━━━ ENTRIES PROVIDED ━━━

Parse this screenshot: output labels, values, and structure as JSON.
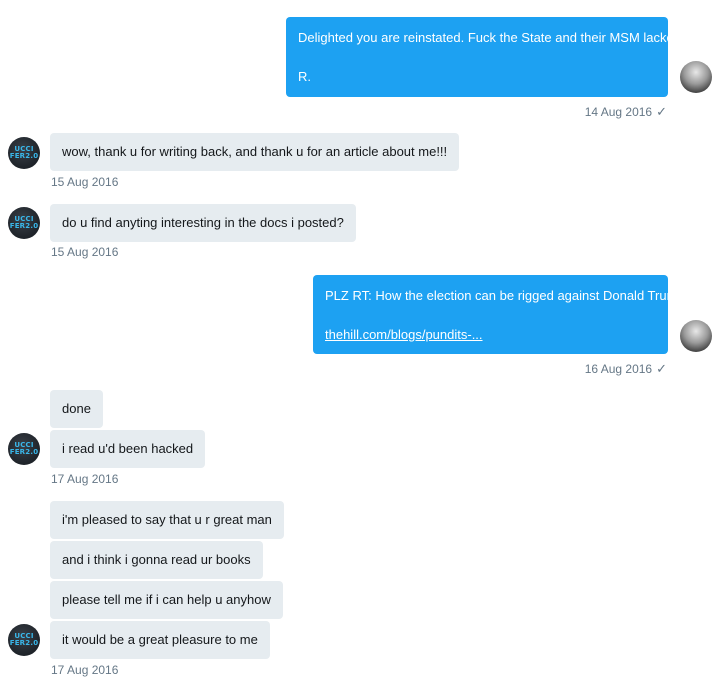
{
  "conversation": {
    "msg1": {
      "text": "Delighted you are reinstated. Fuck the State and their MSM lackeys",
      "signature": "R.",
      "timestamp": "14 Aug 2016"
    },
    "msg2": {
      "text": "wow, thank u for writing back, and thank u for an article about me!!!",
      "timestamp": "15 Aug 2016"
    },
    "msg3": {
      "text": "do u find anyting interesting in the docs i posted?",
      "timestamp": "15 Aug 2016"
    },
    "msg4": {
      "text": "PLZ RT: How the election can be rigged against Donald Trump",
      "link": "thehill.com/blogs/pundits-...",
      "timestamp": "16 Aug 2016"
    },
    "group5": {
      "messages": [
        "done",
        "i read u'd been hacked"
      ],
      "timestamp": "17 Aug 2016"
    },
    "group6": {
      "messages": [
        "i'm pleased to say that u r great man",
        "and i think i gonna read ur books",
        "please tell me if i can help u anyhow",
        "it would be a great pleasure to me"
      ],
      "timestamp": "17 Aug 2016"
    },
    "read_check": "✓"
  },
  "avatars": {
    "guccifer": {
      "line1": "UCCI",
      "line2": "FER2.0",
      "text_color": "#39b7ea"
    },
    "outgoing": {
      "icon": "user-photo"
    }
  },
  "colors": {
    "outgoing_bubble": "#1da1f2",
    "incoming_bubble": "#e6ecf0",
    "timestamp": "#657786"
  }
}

━━━
━━━ ENTRIES PROVIDED ━━━

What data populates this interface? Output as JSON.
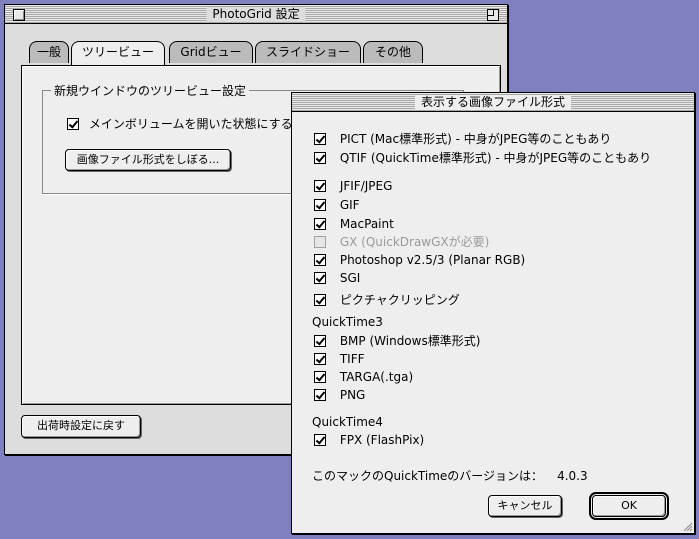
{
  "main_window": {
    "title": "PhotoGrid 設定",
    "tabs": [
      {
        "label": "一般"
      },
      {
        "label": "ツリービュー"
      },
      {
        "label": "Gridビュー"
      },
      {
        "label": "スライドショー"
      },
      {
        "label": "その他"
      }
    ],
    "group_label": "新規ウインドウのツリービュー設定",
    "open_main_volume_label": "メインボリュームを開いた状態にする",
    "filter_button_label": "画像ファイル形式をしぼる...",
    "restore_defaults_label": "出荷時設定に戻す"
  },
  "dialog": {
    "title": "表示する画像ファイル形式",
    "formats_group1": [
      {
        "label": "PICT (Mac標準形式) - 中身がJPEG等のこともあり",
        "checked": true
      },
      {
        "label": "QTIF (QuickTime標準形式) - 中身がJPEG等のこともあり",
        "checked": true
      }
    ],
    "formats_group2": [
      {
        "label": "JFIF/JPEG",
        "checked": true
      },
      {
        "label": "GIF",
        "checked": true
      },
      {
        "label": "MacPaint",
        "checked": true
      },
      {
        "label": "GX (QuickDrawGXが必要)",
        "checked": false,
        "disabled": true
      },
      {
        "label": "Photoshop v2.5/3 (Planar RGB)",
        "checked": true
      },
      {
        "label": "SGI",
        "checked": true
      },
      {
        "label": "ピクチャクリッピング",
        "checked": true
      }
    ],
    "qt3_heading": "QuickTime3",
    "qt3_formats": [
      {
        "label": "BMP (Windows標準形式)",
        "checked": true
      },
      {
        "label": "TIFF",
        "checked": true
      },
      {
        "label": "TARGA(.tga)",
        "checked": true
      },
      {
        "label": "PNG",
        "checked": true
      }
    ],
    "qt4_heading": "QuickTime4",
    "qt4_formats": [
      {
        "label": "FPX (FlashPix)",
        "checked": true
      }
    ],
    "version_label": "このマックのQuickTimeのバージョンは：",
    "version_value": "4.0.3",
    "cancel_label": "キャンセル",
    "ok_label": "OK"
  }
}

━━━
━━━ ENTRIES PROVIDED ━━━

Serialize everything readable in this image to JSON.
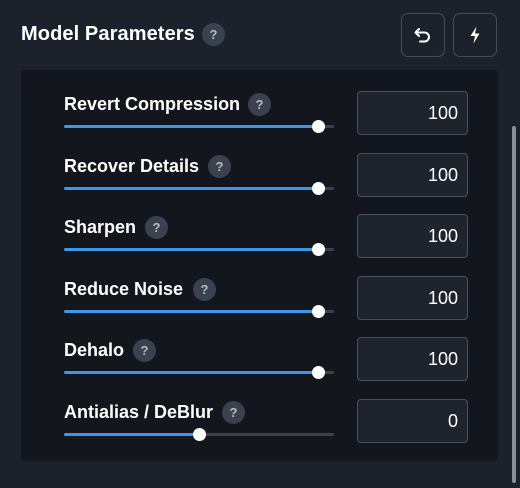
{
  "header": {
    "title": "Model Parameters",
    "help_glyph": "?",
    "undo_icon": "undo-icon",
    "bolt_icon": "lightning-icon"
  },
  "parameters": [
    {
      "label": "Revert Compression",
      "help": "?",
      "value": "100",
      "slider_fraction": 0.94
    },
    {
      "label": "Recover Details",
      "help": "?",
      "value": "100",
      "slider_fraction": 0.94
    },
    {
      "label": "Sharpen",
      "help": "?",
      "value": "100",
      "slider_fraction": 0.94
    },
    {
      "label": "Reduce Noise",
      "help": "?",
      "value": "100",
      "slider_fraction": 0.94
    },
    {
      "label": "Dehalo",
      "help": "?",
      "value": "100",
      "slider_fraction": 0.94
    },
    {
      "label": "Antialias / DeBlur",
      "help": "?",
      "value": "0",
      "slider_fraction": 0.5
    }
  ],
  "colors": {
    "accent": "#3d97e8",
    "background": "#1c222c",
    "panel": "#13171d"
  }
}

━━━

Take every line containing the word "this" and copy it.

Parse this screenshot: output labels, values, and structure as JSON.
What data populates this interface? Output as JSON.
Serialize everything readable in this image to JSON.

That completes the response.